DATA EXCERPTS:
:::

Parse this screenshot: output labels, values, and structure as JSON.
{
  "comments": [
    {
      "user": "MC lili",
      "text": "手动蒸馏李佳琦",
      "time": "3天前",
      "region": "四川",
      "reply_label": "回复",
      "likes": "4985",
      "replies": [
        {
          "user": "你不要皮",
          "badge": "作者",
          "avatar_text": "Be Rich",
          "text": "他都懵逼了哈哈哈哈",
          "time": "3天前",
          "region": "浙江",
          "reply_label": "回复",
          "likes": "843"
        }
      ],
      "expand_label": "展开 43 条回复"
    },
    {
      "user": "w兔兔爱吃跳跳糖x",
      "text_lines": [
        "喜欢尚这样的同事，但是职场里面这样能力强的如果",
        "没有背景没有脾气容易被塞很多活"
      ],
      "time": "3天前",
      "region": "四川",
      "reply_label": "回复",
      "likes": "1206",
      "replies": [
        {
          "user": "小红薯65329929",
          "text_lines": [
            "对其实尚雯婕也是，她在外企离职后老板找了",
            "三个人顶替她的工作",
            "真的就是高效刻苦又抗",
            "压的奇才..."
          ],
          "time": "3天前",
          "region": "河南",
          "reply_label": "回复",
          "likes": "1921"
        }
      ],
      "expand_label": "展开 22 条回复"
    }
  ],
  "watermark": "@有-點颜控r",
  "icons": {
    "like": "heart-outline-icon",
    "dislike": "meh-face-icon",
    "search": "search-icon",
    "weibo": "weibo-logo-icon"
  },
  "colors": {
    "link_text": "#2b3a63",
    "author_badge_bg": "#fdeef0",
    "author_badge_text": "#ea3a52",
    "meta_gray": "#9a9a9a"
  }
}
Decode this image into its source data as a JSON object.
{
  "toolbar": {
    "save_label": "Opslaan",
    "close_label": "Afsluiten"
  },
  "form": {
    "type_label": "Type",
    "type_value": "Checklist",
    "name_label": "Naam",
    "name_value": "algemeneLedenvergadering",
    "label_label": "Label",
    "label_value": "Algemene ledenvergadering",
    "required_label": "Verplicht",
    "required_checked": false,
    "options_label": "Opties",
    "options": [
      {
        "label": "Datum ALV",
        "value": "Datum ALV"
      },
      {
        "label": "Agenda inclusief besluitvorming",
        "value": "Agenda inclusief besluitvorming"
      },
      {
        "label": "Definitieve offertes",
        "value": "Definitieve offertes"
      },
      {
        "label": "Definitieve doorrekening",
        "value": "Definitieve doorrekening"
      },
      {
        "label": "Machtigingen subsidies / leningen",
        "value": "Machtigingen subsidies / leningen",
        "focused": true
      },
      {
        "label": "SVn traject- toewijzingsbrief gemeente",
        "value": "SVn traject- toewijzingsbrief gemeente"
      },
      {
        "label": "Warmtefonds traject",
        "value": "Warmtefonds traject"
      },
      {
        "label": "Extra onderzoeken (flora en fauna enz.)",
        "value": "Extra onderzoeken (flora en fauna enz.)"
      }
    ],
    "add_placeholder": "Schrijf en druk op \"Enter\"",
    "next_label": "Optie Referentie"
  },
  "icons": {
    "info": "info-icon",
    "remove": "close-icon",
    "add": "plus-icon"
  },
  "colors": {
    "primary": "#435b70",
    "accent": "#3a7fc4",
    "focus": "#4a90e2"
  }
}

:::

WRITTEN EXERCISE:
Extract every line from the one with "Decode this image" down to the final line above, both included, exactly as written.

WRITTEN SOLUTION:
Decode this image into its source data as a JSON object.
{
  "toolbar": {
    "save_label": "Opslaan",
    "close_label": "Afsluiten"
  },
  "form": {
    "type_label": "Type",
    "type_value": "Checklist",
    "name_label": "Naam",
    "name_value": "algemeneLedenvergadering",
    "label_label": "Label",
    "label_value": "Algemene ledenvergadering",
    "required_label": "Verplicht",
    "required_checked": false,
    "options_label": "Opties",
    "options": [
      {
        "label": "Datum ALV",
        "value": "Datum ALV"
      },
      {
        "label": "Agenda inclusief besluitvorming",
        "value": "Agenda inclusief besluitvorming"
      },
      {
        "label": "Definitieve offertes",
        "value": "Definitieve offertes"
      },
      {
        "label": "Definitieve doorrekening",
        "value": "Definitieve doorrekening"
      },
      {
        "label": "Machtigingen subsidies / leningen",
        "value": "Machtigingen subsidies / leningen",
        "focused": true
      },
      {
        "label": "SVn traject- toewijzingsbrief gemeente",
        "value": "SVn traject- toewijzingsbrief gemeente"
      },
      {
        "label": "Warmtefonds traject",
        "value": "Warmtefonds traject"
      },
      {
        "label": "Extra onderzoeken (flora en fauna enz.)",
        "value": "Extra onderzoeken (flora en fauna enz.)"
      }
    ],
    "add_placeholder": "Schrijf en druk op \"Enter\"",
    "next_label": "Optie Referentie"
  },
  "icons": {
    "info": "info-icon",
    "remove": "close-icon",
    "add": "plus-icon"
  },
  "colors": {
    "primary": "#435b70",
    "accent": "#3a7fc4",
    "focus": "#4a90e2"
  }
}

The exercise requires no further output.